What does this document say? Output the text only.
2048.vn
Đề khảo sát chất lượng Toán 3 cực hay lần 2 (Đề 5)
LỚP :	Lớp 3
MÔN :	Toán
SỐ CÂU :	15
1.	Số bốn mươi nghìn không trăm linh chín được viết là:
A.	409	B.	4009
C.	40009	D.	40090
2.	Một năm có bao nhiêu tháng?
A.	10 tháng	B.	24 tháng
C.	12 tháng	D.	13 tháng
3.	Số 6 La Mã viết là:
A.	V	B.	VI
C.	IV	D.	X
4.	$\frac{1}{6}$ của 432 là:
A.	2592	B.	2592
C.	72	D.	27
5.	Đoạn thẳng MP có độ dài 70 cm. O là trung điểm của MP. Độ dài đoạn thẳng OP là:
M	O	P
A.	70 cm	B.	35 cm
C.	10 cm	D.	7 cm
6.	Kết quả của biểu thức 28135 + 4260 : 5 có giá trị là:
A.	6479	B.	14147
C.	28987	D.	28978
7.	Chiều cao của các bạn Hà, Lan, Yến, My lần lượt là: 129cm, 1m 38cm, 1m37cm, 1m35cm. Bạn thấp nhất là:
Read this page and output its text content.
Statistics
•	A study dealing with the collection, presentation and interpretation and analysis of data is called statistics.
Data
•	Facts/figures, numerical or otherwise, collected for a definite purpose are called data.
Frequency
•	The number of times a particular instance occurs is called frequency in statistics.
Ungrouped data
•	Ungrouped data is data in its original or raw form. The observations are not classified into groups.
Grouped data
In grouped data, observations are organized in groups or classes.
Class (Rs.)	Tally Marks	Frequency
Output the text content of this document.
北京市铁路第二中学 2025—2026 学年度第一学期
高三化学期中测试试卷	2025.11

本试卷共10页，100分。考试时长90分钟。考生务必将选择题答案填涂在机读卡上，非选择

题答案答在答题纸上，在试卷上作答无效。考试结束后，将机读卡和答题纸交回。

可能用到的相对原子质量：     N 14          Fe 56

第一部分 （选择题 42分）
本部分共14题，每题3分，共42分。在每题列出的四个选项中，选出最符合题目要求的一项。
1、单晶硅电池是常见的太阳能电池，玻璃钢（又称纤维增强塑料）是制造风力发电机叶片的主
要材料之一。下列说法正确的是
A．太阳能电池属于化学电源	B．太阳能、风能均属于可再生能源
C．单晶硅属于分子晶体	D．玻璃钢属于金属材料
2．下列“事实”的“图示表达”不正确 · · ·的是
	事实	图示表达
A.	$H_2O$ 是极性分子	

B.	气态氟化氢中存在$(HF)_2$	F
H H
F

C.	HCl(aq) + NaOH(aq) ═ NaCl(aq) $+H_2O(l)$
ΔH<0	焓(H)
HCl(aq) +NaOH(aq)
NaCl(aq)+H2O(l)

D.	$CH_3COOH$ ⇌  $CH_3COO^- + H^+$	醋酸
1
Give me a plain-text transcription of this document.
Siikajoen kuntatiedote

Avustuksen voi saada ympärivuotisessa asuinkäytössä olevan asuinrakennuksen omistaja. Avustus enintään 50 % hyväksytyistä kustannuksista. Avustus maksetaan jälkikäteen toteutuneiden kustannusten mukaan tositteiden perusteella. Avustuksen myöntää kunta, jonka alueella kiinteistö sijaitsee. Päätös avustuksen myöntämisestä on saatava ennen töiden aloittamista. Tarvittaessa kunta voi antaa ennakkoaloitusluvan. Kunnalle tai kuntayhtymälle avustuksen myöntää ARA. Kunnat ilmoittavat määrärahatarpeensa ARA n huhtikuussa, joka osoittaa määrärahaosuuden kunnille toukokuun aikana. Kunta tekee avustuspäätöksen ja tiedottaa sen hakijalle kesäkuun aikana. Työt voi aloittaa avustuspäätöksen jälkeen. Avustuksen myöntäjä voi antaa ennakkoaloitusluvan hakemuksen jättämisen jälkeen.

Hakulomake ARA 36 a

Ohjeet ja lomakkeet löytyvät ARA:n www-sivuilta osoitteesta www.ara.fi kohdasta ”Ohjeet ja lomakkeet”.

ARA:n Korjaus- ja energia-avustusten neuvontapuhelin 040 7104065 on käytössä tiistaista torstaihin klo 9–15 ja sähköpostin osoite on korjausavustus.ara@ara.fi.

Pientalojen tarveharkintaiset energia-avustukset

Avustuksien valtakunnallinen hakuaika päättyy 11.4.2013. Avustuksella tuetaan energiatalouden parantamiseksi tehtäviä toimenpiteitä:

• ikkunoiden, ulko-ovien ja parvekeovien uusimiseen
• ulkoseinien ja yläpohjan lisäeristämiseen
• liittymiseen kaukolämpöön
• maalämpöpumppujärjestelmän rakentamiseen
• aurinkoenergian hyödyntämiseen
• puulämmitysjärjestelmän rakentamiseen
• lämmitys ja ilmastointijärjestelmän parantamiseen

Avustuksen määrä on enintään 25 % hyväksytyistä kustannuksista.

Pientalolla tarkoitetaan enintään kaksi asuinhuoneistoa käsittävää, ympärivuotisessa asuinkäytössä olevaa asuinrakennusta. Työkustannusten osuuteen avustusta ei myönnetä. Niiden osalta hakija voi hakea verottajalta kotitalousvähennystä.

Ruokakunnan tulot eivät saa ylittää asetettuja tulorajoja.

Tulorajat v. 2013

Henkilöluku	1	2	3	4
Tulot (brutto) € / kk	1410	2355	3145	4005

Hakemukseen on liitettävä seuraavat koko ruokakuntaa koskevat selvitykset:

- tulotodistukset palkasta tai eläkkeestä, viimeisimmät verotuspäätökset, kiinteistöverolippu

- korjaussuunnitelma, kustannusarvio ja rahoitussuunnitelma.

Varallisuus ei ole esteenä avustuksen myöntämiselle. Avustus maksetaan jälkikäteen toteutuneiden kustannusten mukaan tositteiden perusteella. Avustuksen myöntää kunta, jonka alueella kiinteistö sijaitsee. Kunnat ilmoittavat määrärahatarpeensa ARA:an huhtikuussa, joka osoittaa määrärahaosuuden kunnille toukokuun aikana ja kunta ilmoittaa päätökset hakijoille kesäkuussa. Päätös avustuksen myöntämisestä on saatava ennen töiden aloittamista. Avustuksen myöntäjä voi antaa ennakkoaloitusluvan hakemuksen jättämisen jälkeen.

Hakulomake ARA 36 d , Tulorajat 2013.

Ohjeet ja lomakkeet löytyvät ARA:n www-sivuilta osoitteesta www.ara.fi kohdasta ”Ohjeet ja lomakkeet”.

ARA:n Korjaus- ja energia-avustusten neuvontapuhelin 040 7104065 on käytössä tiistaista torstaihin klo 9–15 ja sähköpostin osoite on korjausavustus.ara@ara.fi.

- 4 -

****************************************

▶ **Written instruction**: Using the listing above, locate the lines that hold "Ungrouped" and copy each one.

▶ **The output**:
Ungrouped data
•	Ungrouped data is data in its original or raw form. The observations are not classified into groups.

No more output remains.